What the exercise asks
Locate each line below that includes "nshi" and reproduce it.

Items listed in a dataset:
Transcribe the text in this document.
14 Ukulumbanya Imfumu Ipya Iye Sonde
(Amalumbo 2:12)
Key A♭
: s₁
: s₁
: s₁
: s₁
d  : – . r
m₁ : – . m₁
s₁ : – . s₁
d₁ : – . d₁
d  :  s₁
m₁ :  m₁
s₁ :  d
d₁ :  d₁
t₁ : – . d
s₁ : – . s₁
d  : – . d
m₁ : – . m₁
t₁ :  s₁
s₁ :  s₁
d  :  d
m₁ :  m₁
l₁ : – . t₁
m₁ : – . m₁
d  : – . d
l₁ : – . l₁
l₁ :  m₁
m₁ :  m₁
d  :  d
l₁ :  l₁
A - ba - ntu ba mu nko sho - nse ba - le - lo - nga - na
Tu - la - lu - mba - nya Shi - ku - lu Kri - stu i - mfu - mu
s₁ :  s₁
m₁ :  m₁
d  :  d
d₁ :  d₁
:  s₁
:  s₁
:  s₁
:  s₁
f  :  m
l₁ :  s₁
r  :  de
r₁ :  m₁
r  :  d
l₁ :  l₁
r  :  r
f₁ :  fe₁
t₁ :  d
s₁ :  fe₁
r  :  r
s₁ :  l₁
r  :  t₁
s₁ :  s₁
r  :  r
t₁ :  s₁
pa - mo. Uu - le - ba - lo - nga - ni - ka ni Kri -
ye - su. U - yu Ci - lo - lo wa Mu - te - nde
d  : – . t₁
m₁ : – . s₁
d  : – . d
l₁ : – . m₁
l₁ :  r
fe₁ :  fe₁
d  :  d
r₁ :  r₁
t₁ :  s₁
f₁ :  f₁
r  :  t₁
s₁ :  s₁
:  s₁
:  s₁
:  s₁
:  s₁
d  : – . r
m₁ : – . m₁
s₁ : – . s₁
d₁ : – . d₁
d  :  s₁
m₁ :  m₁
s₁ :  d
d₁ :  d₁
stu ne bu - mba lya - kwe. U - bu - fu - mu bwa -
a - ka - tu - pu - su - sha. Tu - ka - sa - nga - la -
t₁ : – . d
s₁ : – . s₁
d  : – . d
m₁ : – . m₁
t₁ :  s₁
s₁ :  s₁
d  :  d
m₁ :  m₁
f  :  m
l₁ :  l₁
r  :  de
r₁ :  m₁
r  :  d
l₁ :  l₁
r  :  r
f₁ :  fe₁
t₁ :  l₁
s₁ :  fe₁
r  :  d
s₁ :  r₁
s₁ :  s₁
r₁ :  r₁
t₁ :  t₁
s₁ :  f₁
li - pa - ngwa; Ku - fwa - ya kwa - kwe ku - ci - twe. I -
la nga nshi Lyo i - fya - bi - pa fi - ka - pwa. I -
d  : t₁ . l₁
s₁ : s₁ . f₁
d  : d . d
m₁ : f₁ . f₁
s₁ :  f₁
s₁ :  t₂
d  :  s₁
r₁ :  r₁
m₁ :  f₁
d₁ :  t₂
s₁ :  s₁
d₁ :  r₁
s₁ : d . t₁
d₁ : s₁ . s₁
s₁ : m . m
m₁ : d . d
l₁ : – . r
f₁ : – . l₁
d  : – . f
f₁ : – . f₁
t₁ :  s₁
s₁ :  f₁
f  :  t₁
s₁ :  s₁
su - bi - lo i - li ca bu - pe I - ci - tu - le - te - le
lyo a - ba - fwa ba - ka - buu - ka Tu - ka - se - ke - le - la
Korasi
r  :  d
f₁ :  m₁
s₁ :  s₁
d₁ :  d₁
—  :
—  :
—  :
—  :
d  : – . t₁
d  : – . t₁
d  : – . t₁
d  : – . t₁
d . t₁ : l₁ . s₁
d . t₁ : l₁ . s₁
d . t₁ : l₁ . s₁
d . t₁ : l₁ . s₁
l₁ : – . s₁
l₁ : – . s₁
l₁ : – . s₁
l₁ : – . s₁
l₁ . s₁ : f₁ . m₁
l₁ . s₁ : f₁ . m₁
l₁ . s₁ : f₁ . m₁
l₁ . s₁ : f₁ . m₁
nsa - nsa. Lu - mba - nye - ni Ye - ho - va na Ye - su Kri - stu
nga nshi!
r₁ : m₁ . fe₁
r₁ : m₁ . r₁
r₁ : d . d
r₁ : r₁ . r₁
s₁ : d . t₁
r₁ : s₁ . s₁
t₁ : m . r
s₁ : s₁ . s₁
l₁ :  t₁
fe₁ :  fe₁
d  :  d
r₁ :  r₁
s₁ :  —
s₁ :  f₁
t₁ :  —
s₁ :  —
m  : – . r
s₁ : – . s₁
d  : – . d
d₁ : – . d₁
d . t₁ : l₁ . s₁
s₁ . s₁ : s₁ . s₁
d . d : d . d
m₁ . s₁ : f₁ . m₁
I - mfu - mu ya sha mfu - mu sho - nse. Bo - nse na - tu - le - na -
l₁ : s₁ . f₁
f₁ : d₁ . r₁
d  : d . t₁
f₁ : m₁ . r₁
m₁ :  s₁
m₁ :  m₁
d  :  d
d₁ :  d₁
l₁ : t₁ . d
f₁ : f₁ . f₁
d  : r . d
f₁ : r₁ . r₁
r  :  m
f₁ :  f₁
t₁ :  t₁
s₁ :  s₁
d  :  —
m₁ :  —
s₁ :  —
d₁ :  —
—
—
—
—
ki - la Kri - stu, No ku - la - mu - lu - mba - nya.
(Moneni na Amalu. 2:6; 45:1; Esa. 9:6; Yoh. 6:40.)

Exercise solution
la nga nshi Lyo i - fya - bi - pa fi - ka - pwa. I -
nga nshi!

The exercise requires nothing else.